• Exercise requirements:
Don't copy the pictures; return every other part of the records exactly.

Stored data entries

::::::::::

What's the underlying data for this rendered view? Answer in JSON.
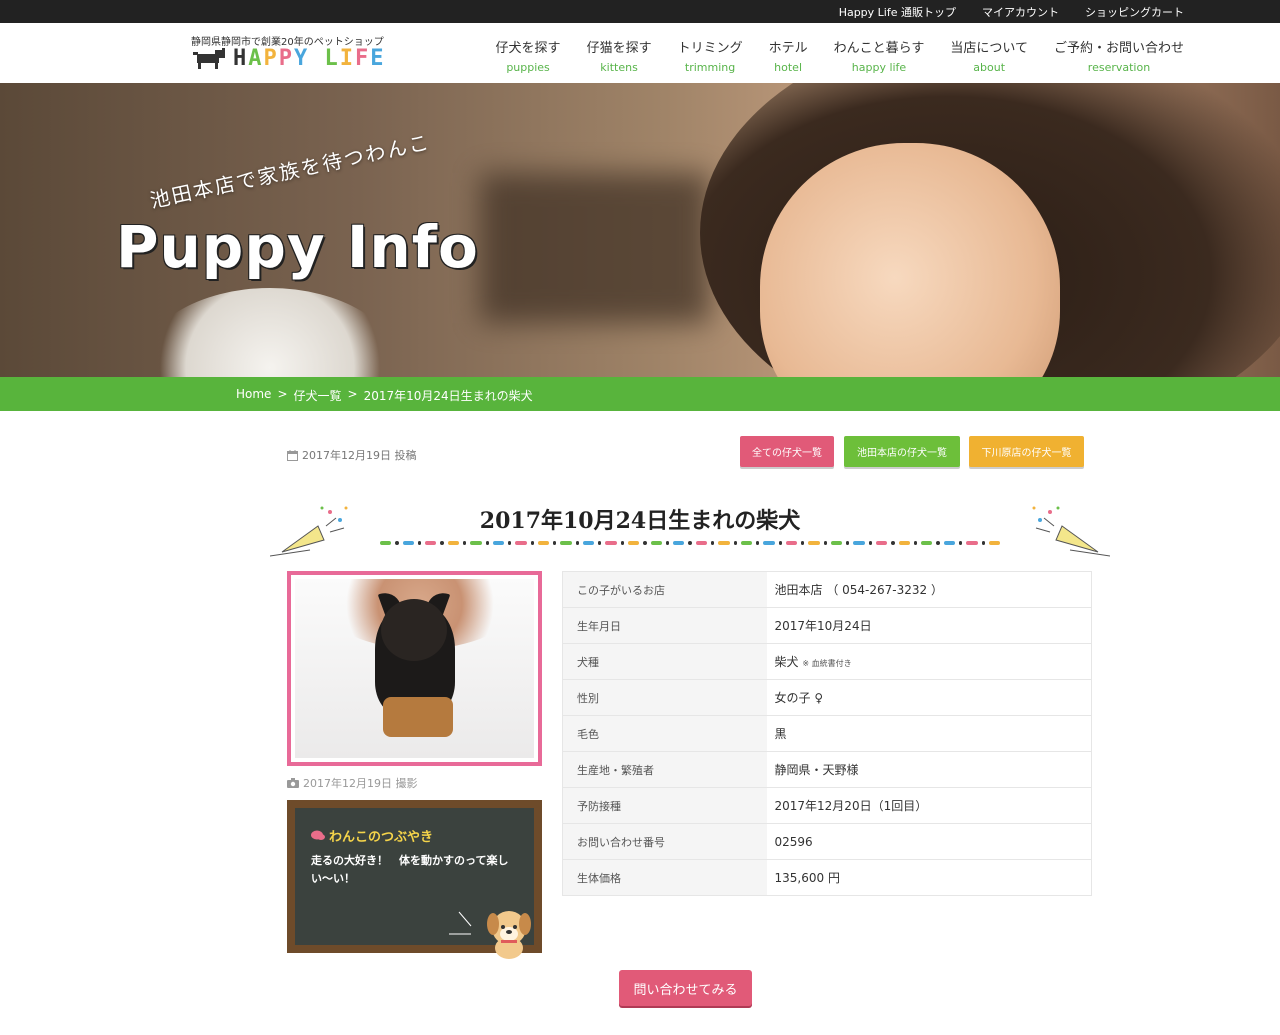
{
  "topbar": {
    "links": [
      "Happy Life 通販トップ",
      "マイアカウント",
      "ショッピングカート"
    ]
  },
  "header": {
    "tagline": "静岡県静岡市で創業20年のペットショップ",
    "logo_text": "HAPPY LIFE",
    "nav": [
      {
        "jp": "仔犬を探す",
        "en": "puppies"
      },
      {
        "jp": "仔猫を探す",
        "en": "kittens"
      },
      {
        "jp": "トリミング",
        "en": "trimming"
      },
      {
        "jp": "ホテル",
        "en": "hotel"
      },
      {
        "jp": "わんこと暮らす",
        "en": "happy life"
      },
      {
        "jp": "当店について",
        "en": "about"
      },
      {
        "jp": "ご予約・お問い合わせ",
        "en": "reservation"
      }
    ]
  },
  "hero": {
    "subtitle": "池田本店で家族を待つわんこ",
    "title": "Puppy Info"
  },
  "breadcrumb": {
    "home": "Home",
    "sep": ">",
    "list": "仔犬一覧",
    "current": "2017年10月24日生まれの柴犬"
  },
  "meta": {
    "posted": "2017年12月19日 投稿",
    "buttons": {
      "all": "全ての仔犬一覧",
      "ikeda": "池田本店の仔犬一覧",
      "shimokawa": "下川原店の仔犬一覧"
    }
  },
  "title": "2017年10月24日生まれの柴犬",
  "photo": {
    "taken": "2017年12月19日 撮影"
  },
  "board": {
    "title": "わんこのつぶやき",
    "text": "走るの大好き！　体を動かすのって楽しい〜い！"
  },
  "info": [
    {
      "label": "この子がいるお店",
      "value": "池田本店 （ 054-267-3232 ）"
    },
    {
      "label": "生年月日",
      "value": "2017年10月24日"
    },
    {
      "label": "犬種",
      "value": "柴犬",
      "note": "※ 血統書付き"
    },
    {
      "label": "性別",
      "value": "女の子 ♀"
    },
    {
      "label": "毛色",
      "value": "黒"
    },
    {
      "label": "生産地・繁殖者",
      "value": "静岡県・天野様"
    },
    {
      "label": "予防接種",
      "value": "2017年12月20日（1回目）"
    },
    {
      "label": "お問い合わせ番号",
      "value": "02596"
    },
    {
      "label": "生体価格",
      "value": "135,600 円"
    }
  ],
  "contact_button": "問い合わせてみる",
  "colors": {
    "green": "#58b43c",
    "pink": "#e15a78",
    "orange": "#f0b131",
    "dark": "#222222"
  }
}
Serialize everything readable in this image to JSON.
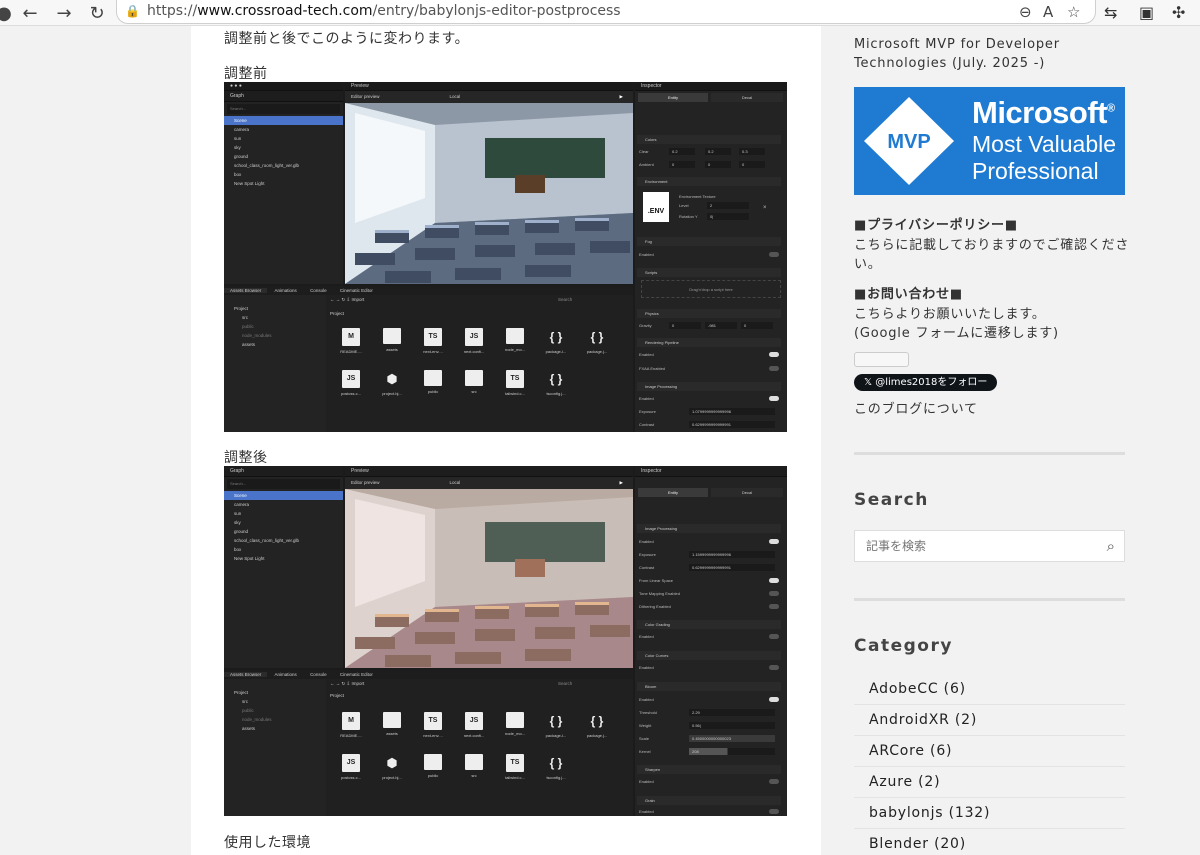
{
  "browser": {
    "url_prefix": "https://",
    "url_host": "www.crossroad-tech.com",
    "url_path": "/entry/babylonjs-editor-postprocess"
  },
  "article": {
    "intro": "調整前と後でこのように変わります。",
    "before_heading": "調整前",
    "after_heading": "調整後",
    "env_heading": "使用した環境"
  },
  "editor": {
    "graph_title": "Graph",
    "preview_title": "Preview",
    "inspector_title": "Inspector",
    "search_placeholder": "Search...",
    "editor_preview": "Editor preview",
    "local": "Local",
    "entity_tab": "Entity",
    "decal_tab": "Decal",
    "tree": [
      "Scene",
      "camera",
      "sun",
      "sky",
      "ground",
      "school_class_room_light_ver.glb",
      "box",
      "New Spot Light"
    ],
    "bottom_tabs": [
      "Assets Browser",
      "Animations",
      "Console",
      "Cinematic Editor"
    ],
    "project_label": "Project",
    "project_tree": [
      "Project",
      "src",
      "public",
      "node_modules",
      "assets"
    ],
    "import_label": "Import",
    "search_label": "Search",
    "assets_row1": [
      {
        "glyph": "M",
        "label": "README....",
        "kind": "file"
      },
      {
        "glyph": "",
        "label": "assets",
        "kind": "folder"
      },
      {
        "glyph": "TS",
        "label": "next-env....",
        "kind": "file"
      },
      {
        "glyph": "JS",
        "label": "next.confi...",
        "kind": "file"
      },
      {
        "glyph": "",
        "label": "node_mo...",
        "kind": "folder"
      },
      {
        "glyph": "{ }",
        "label": "package-l...",
        "kind": "brace"
      },
      {
        "glyph": "{ }",
        "label": "package.j...",
        "kind": "brace"
      }
    ],
    "assets_row2": [
      {
        "glyph": "JS",
        "label": "postcss.c...",
        "kind": "file"
      },
      {
        "glyph": "⬢",
        "label": "project.bj...",
        "kind": "brace"
      },
      {
        "glyph": "",
        "label": "public",
        "kind": "folder"
      },
      {
        "glyph": "",
        "label": "src",
        "kind": "folder"
      },
      {
        "glyph": "TS",
        "label": "tailwind.c...",
        "kind": "file"
      },
      {
        "glyph": "{ }",
        "label": "tsconfig.j...",
        "kind": "brace"
      }
    ],
    "before_inspector": {
      "colors": "Colors",
      "clear": "Clear",
      "ambient": "Ambient",
      "clear_vals": [
        "0.2",
        "0.2",
        "0.3"
      ],
      "ambient_vals": [
        "0",
        "0",
        "0"
      ],
      "environment": "Environment",
      "env_texture": "Environment Texture",
      "env_badge": ".ENV",
      "level": "Level",
      "level_val": "2",
      "rotation": "Rotation Y",
      "rotation_val": "0|",
      "fog": "Fog",
      "enabled": "Enabled",
      "scripts": "Scripts",
      "drop_script": "Drag'n'drop a script here",
      "physics": "Physics",
      "gravity": "Gravity",
      "gravity_vals": [
        "0",
        "-981",
        "0"
      ],
      "rendering": "Rendering Pipeline",
      "fxaa": "FXAA Enabled",
      "imgproc": "Image Processing",
      "exposure": "Exposure",
      "exposure_val": "1.0799999999999996",
      "contrast": "Contrast",
      "contrast_val": "0.6299999999999991"
    },
    "after_inspector": {
      "imgproc": "Image Processing",
      "enabled": "Enabled",
      "exposure": "Exposure",
      "exposure_val": "1.1599999999999996",
      "contrast": "Contrast",
      "contrast_val": "0.6299999999999991",
      "linear": "From Linear Space",
      "tonemap": "Tone Mapping Enabled",
      "dither": "Dithering Enabled",
      "grading": "Color Grading",
      "curves": "Color Curves",
      "bloom": "Bloom",
      "threshold": "Threshold",
      "threshold_val": "2.29",
      "weight": "Weight",
      "weight_val": "0.56|",
      "scale": "Scale",
      "scale_val": "0.4500000000000023",
      "kernel": "Kernel",
      "kernel_val": "208",
      "sharpen": "Sharpen",
      "grain": "Grain"
    }
  },
  "sidebar": {
    "mvp_line1": "Microsoft MVP for Developer",
    "mvp_line2": "Technologies (July. 2025 -)",
    "badge_mvp": "MVP",
    "badge_ms": "Microsoft",
    "badge_reg": "®",
    "badge_most": "Most Valuable",
    "badge_prof": "Professional",
    "privacy_heading": "■プライバシーポリシー■",
    "privacy_line1": "こちらに記載しておりますのでご確認くださ",
    "privacy_line2": "い。",
    "contact_heading": "■お問い合わせ■",
    "contact_line1": "こちらよりお願いいたします。",
    "contact_line2": "(Google フォームに遷移します)",
    "follow_label": "@limes2018をフォロー",
    "about": "このブログについて",
    "search_heading": "Search",
    "search_placeholder": "記事を検索",
    "category_heading": "Category",
    "categories": [
      "AdobeCC (6)",
      "AndroidXR (2)",
      "ARCore (6)",
      "Azure (2)",
      "babylonjs (132)",
      "Blender (20)"
    ]
  },
  "colors": {
    "mvp_blue": "#1f7bd1",
    "selection": "#4a74c9"
  }
}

::::::::::

• Exercise response:
What's the underlying data for this rendered view? Answer in JSON.
{
  "topbar": {
    "links": [
      "Happy Life 通販トップ",
      "マイアカウント",
      "ショッピングカート"
    ]
  },
  "header": {
    "tagline": "静岡県静岡市で創業20年のペットショップ",
    "logo_text": "HAPPY LIFE",
    "nav": [
      {
        "jp": "仔犬を探す",
        "en": "puppies"
      },
      {
        "jp": "仔猫を探す",
        "en": "kittens"
      },
      {
        "jp": "トリミング",
        "en": "trimming"
      },
      {
        "jp": "ホテル",
        "en": "hotel"
      },
      {
        "jp": "わんこと暮らす",
        "en": "happy life"
      },
      {
        "jp": "当店について",
        "en": "about"
      },
      {
        "jp": "ご予約・お問い合わせ",
        "en": "reservation"
      }
    ]
  },
  "hero": {
    "subtitle": "池田本店で家族を待つわんこ",
    "title": "Puppy Info"
  },
  "breadcrumb": {
    "home": "Home",
    "sep": ">",
    "list": "仔犬一覧",
    "current": "2017年10月24日生まれの柴犬"
  },
  "meta": {
    "posted": "2017年12月19日 投稿",
    "buttons": {
      "all": "全ての仔犬一覧",
      "ikeda": "池田本店の仔犬一覧",
      "shimokawa": "下川原店の仔犬一覧"
    }
  },
  "title": "2017年10月24日生まれの柴犬",
  "photo": {
    "taken": "2017年12月19日 撮影"
  },
  "board": {
    "title": "わんこのつぶやき",
    "text": "走るの大好き！　体を動かすのって楽しい〜い！"
  },
  "info": [
    {
      "label": "この子がいるお店",
      "value": "池田本店 （ 054-267-3232 ）"
    },
    {
      "label": "生年月日",
      "value": "2017年10月24日"
    },
    {
      "label": "犬種",
      "value": "柴犬",
      "note": "※ 血統書付き"
    },
    {
      "label": "性別",
      "value": "女の子 ♀"
    },
    {
      "label": "毛色",
      "value": "黒"
    },
    {
      "label": "生産地・繁殖者",
      "value": "静岡県・天野様"
    },
    {
      "label": "予防接種",
      "value": "2017年12月20日（1回目）"
    },
    {
      "label": "お問い合わせ番号",
      "value": "02596"
    },
    {
      "label": "生体価格",
      "value": "135,600 円"
    }
  ],
  "contact_button": "問い合わせてみる",
  "colors": {
    "green": "#58b43c",
    "pink": "#e15a78",
    "orange": "#f0b131",
    "dark": "#222222"
  }
}
Serialize everything readable in this image to JSON.
{
  "browser": {
    "url_prefix": "https://",
    "url_host": "www.crossroad-tech.com",
    "url_path": "/entry/babylonjs-editor-postprocess"
  },
  "article": {
    "intro": "調整前と後でこのように変わります。",
    "before_heading": "調整前",
    "after_heading": "調整後",
    "env_heading": "使用した環境"
  },
  "editor": {
    "graph_title": "Graph",
    "preview_title": "Preview",
    "inspector_title": "Inspector",
    "search_placeholder": "Search...",
    "editor_preview": "Editor preview",
    "local": "Local",
    "entity_tab": "Entity",
    "decal_tab": "Decal",
    "tree": [
      "Scene",
      "camera",
      "sun",
      "sky",
      "ground",
      "school_class_room_light_ver.glb",
      "box",
      "New Spot Light"
    ],
    "bottom_tabs": [
      "Assets Browser",
      "Animations",
      "Console",
      "Cinematic Editor"
    ],
    "project_label": "Project",
    "project_tree": [
      "Project",
      "src",
      "public",
      "node_modules",
      "assets"
    ],
    "import_label": "Import",
    "search_label": "Search",
    "assets_row1": [
      {
        "glyph": "M",
        "label": "README....",
        "kind": "file"
      },
      {
        "glyph": "",
        "label": "assets",
        "kind": "folder"
      },
      {
        "glyph": "TS",
        "label": "next-env....",
        "kind": "file"
      },
      {
        "glyph": "JS",
        "label": "next.confi...",
        "kind": "file"
      },
      {
        "glyph": "",
        "label": "node_mo...",
        "kind": "folder"
      },
      {
        "glyph": "{ }",
        "label": "package-l...",
        "kind": "brace"
      },
      {
        "glyph": "{ }",
        "label": "package.j...",
        "kind": "brace"
      }
    ],
    "assets_row2": [
      {
        "glyph": "JS",
        "label": "postcss.c...",
        "kind": "file"
      },
      {
        "glyph": "⬢",
        "label": "project.bj...",
        "kind": "brace"
      },
      {
        "glyph": "",
        "label": "public",
        "kind": "folder"
      },
      {
        "glyph": "",
        "label": "src",
        "kind": "folder"
      },
      {
        "glyph": "TS",
        "label": "tailwind.c...",
        "kind": "file"
      },
      {
        "glyph": "{ }",
        "label": "tsconfig.j...",
        "kind": "brace"
      }
    ],
    "before_inspector": {
      "colors": "Colors",
      "clear": "Clear",
      "ambient": "Ambient",
      "clear_vals": [
        "0.2",
        "0.2",
        "0.3"
      ],
      "ambient_vals": [
        "0",
        "0",
        "0"
      ],
      "environment": "Environment",
      "env_texture": "Environment Texture",
      "env_badge": ".ENV",
      "level": "Level",
      "level_val": "2",
      "rotation": "Rotation Y",
      "rotation_val": "0|",
      "fog": "Fog",
      "enabled": "Enabled",
      "scripts": "Scripts",
      "drop_script": "Drag'n'drop a script here",
      "physics": "Physics",
      "gravity": "Gravity",
      "gravity_vals": [
        "0",
        "-981",
        "0"
      ],
      "rendering": "Rendering Pipeline",
      "fxaa": "FXAA Enabled",
      "imgproc": "Image Processing",
      "exposure": "Exposure",
      "exposure_val": "1.0799999999999996",
      "contrast": "Contrast",
      "contrast_val": "0.6299999999999991"
    },
    "after_inspector": {
      "imgproc": "Image Processing",
      "enabled": "Enabled",
      "exposure": "Exposure",
      "exposure_val": "1.1599999999999996",
      "contrast": "Contrast",
      "contrast_val": "0.6299999999999991",
      "linear": "From Linear Space",
      "tonemap": "Tone Mapping Enabled",
      "dither": "Dithering Enabled",
      "grading": "Color Grading",
      "curves": "Color Curves",
      "bloom": "Bloom",
      "threshold": "Threshold",
      "threshold_val": "2.29",
      "weight": "Weight",
      "weight_val": "0.56|",
      "scale": "Scale",
      "scale_val": "0.4500000000000023",
      "kernel": "Kernel",
      "kernel_val": "208",
      "sharpen": "Sharpen",
      "grain": "Grain"
    }
  },
  "sidebar": {
    "mvp_line1": "Microsoft MVP for Developer",
    "mvp_line2": "Technologies (July. 2025 -)",
    "badge_mvp": "MVP",
    "badge_ms": "Microsoft",
    "badge_reg": "®",
    "badge_most": "Most Valuable",
    "badge_prof": "Professional",
    "privacy_heading": "■プライバシーポリシー■",
    "privacy_line1": "こちらに記載しておりますのでご確認くださ",
    "privacy_line2": "い。",
    "contact_heading": "■お問い合わせ■",
    "contact_line1": "こちらよりお願いいたします。",
    "contact_line2": "(Google フォームに遷移します)",
    "follow_label": "@limes2018をフォロー",
    "about": "このブログについて",
    "search_heading": "Search",
    "search_placeholder": "記事を検索",
    "category_heading": "Category",
    "categories": [
      "AdobeCC (6)",
      "AndroidXR (2)",
      "ARCore (6)",
      "Azure (2)",
      "babylonjs (132)",
      "Blender (20)"
    ]
  },
  "colors": {
    "mvp_blue": "#1f7bd1",
    "selection": "#4a74c9"
  }
}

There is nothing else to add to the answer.